== Exercise description ==
Which lines of the records contain "Mean"? Collect every one of them.

== Input for this task ==
########################################
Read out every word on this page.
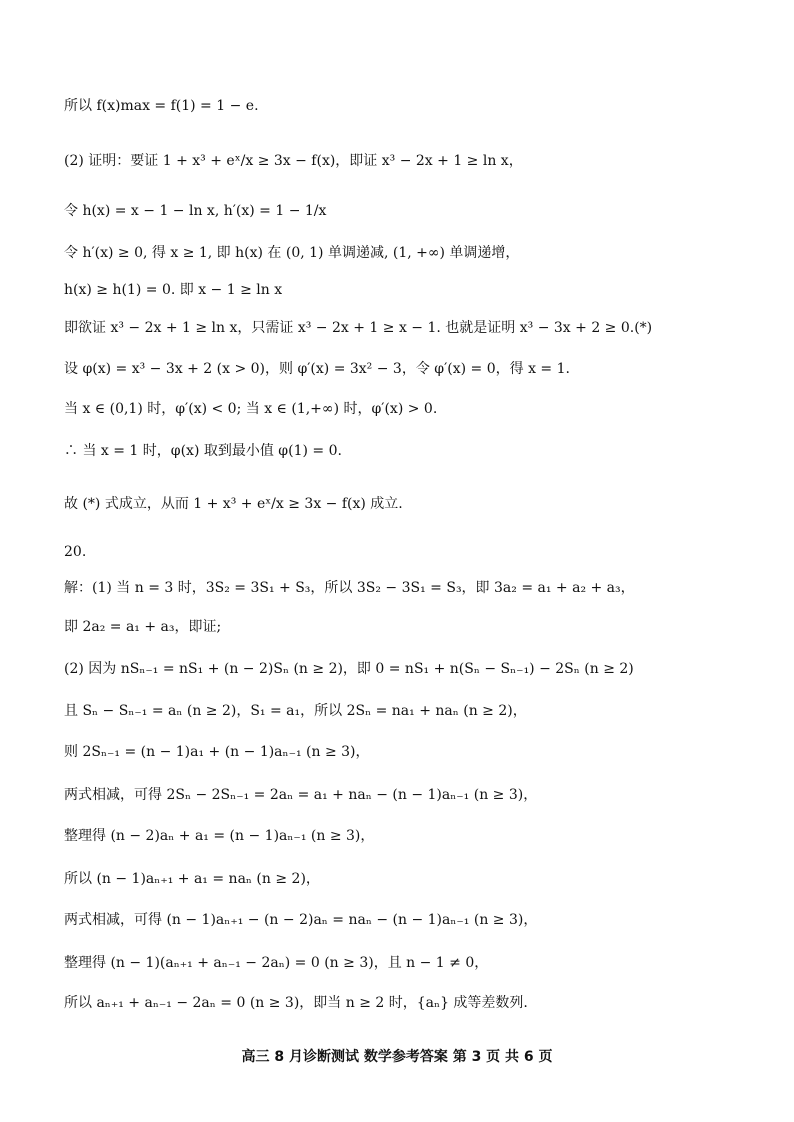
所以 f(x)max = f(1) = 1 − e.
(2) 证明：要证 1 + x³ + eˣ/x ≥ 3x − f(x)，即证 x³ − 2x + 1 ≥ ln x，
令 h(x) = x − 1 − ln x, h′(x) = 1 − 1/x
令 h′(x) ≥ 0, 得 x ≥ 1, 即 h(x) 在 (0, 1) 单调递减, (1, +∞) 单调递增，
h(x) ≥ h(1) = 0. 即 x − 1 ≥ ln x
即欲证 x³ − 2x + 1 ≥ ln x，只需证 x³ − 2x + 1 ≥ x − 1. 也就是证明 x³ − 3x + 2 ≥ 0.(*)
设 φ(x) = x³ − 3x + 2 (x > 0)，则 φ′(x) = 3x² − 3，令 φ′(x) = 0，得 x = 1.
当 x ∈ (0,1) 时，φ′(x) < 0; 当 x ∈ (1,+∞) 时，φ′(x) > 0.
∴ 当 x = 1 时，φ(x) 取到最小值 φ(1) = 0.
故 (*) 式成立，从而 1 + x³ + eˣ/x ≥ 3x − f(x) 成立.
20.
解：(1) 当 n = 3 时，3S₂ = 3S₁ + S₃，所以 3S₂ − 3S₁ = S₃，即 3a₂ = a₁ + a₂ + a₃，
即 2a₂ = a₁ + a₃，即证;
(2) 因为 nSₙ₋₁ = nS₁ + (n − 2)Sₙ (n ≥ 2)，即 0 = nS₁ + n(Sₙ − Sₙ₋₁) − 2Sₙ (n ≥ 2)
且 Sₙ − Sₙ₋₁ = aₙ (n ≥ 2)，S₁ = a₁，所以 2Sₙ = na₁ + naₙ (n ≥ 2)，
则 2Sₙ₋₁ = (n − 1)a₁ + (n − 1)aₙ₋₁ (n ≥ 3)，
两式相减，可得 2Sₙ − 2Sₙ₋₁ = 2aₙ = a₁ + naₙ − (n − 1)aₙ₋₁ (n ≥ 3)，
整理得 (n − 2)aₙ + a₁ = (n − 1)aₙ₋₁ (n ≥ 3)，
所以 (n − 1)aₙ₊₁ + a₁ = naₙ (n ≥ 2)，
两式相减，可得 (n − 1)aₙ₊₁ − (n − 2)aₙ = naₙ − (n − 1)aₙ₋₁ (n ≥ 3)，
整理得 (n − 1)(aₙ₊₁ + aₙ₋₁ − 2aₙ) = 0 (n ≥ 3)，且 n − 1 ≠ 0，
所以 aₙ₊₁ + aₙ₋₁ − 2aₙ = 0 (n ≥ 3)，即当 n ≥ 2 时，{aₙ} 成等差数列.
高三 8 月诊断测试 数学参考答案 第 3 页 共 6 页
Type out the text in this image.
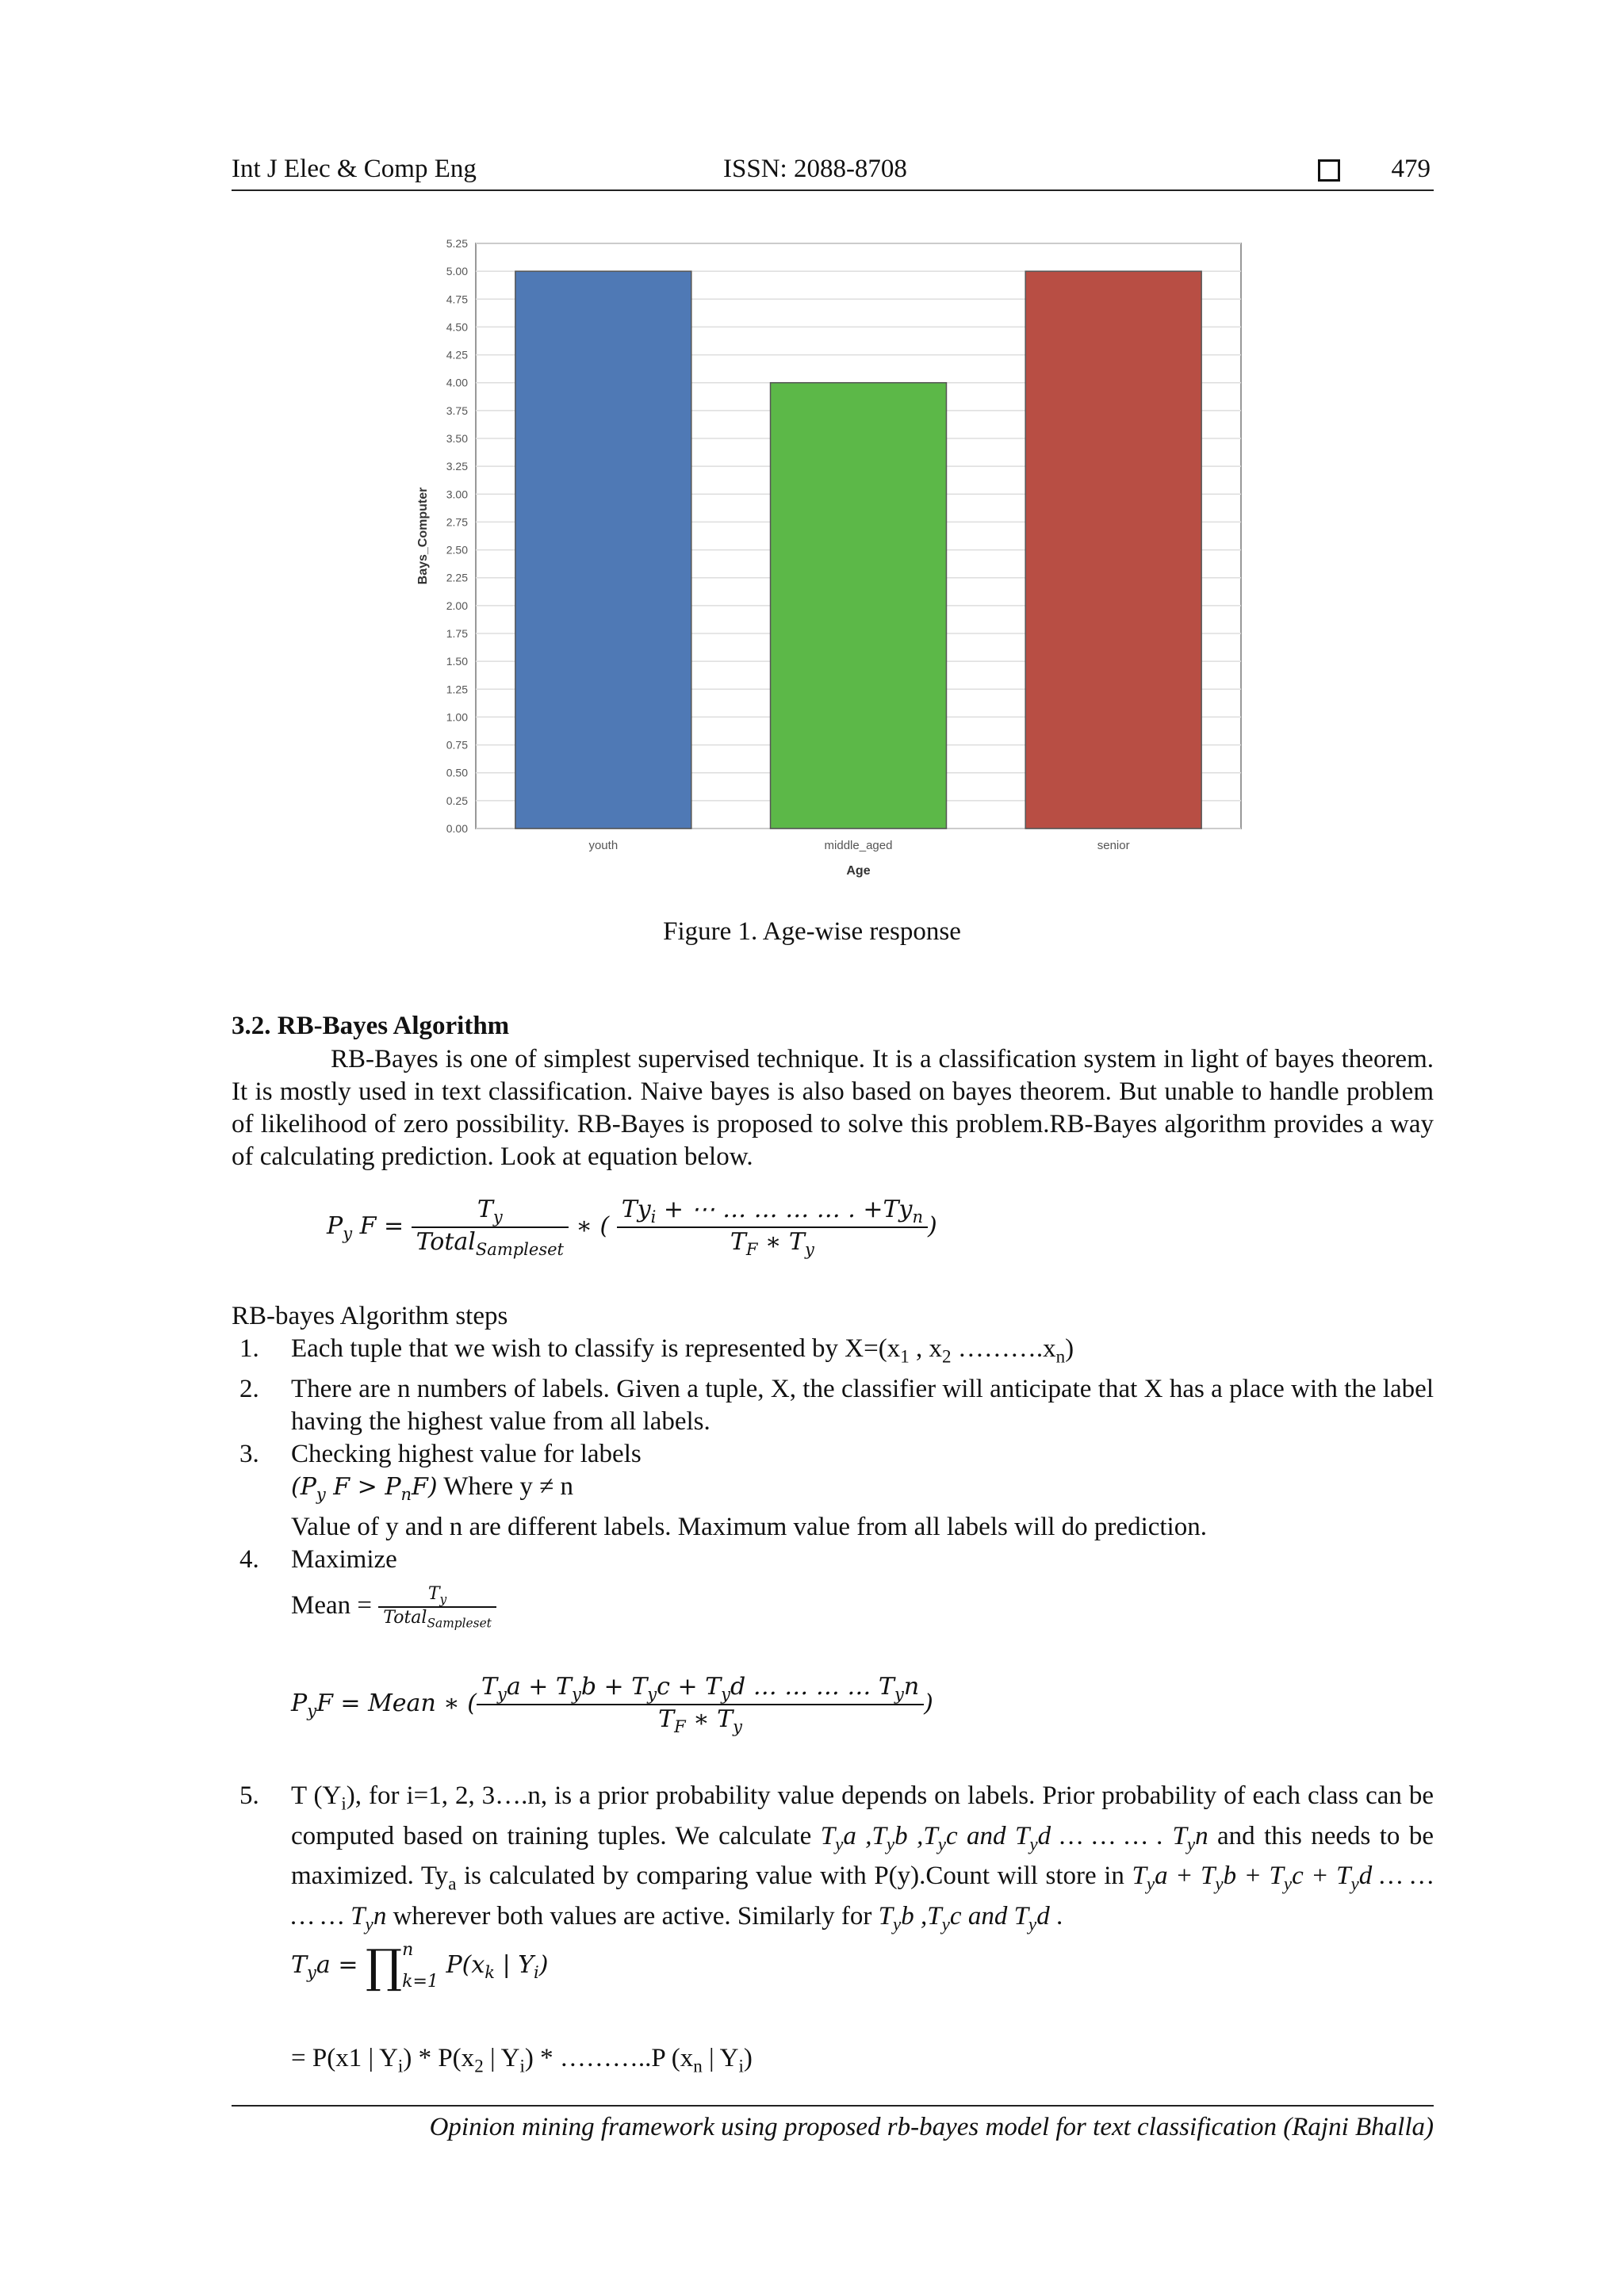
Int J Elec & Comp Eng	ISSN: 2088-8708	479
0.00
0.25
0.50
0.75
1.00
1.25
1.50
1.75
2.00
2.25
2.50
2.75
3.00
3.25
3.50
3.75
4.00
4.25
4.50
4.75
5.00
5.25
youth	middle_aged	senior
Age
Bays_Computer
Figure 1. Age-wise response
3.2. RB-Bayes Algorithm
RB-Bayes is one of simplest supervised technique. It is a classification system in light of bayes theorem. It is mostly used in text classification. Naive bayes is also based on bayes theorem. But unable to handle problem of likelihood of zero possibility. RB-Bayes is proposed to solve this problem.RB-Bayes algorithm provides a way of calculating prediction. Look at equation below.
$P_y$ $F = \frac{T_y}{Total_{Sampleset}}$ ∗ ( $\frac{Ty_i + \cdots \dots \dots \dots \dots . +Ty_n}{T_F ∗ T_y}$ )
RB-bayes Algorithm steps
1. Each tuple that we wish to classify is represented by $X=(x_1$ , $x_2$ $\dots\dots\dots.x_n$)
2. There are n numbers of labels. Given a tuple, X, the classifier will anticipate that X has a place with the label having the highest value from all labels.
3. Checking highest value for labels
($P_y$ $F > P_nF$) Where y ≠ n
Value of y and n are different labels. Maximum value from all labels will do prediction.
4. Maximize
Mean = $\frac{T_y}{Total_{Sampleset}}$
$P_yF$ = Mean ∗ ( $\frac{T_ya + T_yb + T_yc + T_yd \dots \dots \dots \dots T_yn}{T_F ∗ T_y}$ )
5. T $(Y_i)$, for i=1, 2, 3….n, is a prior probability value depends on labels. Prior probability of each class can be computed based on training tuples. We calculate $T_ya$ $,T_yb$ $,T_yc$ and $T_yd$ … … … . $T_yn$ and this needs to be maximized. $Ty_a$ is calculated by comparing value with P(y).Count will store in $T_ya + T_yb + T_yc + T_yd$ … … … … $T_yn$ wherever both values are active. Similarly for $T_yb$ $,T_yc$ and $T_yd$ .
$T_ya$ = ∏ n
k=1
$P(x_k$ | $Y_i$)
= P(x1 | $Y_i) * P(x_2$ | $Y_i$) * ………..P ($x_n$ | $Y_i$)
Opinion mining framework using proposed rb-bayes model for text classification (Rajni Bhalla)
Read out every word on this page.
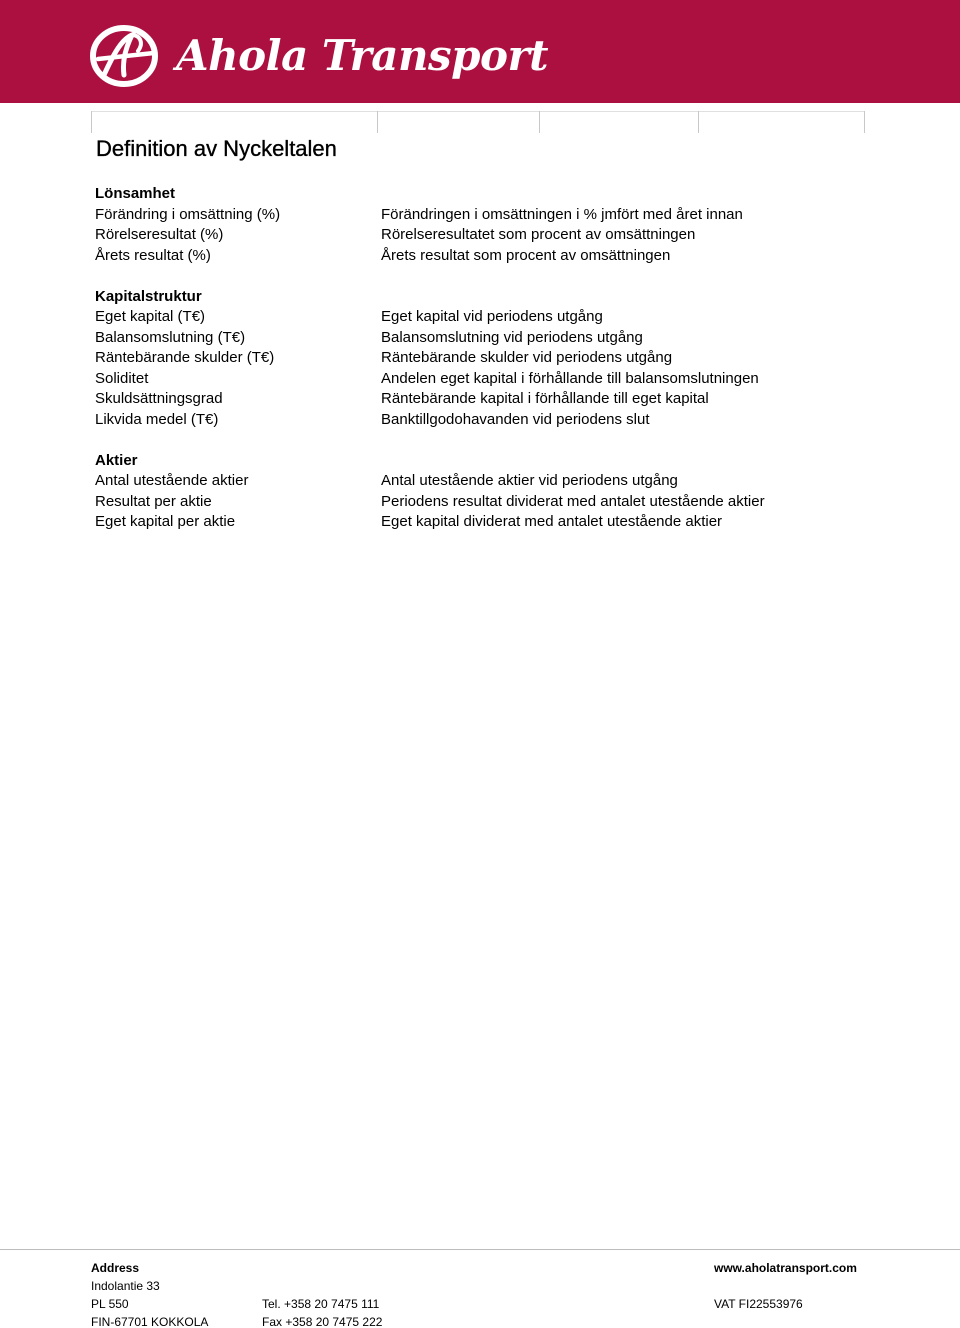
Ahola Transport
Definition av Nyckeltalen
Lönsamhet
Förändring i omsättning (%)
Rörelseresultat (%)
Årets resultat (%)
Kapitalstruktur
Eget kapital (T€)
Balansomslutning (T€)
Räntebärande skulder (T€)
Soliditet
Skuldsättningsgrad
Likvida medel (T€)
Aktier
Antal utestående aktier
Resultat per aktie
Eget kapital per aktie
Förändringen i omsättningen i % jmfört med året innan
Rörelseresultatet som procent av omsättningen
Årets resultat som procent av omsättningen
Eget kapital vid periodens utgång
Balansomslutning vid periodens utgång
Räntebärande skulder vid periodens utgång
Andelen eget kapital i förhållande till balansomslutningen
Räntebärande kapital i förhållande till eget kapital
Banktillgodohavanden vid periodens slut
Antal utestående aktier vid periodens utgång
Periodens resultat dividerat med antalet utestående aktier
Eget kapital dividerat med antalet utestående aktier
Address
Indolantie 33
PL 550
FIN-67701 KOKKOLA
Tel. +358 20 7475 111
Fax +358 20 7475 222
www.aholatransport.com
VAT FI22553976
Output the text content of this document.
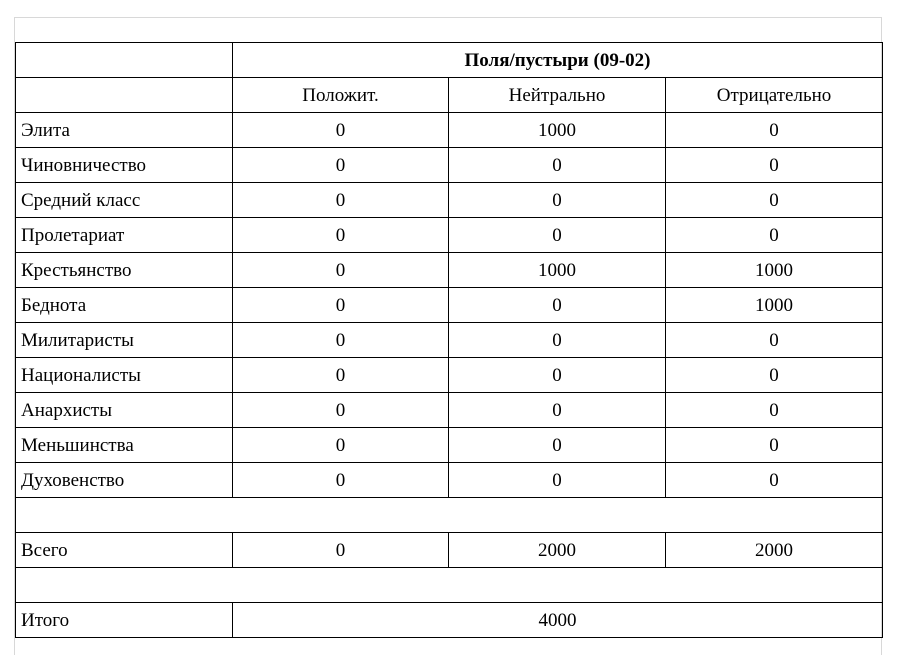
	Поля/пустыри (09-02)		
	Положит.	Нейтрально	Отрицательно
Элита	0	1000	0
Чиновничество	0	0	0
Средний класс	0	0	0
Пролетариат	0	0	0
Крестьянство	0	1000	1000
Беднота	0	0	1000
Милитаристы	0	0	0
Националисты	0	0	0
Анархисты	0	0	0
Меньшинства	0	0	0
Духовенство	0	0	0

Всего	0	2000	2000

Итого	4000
########################################
== The solution ==
Mean = $\frac{T_y}{Total_{Sampleset}}$
$P_yF$ = Mean ∗ ( $\frac{T_ya + T_yb + T_yc + T_yd \dots \dots \dots \dots T_yn}{T_F ∗ T_y}$ )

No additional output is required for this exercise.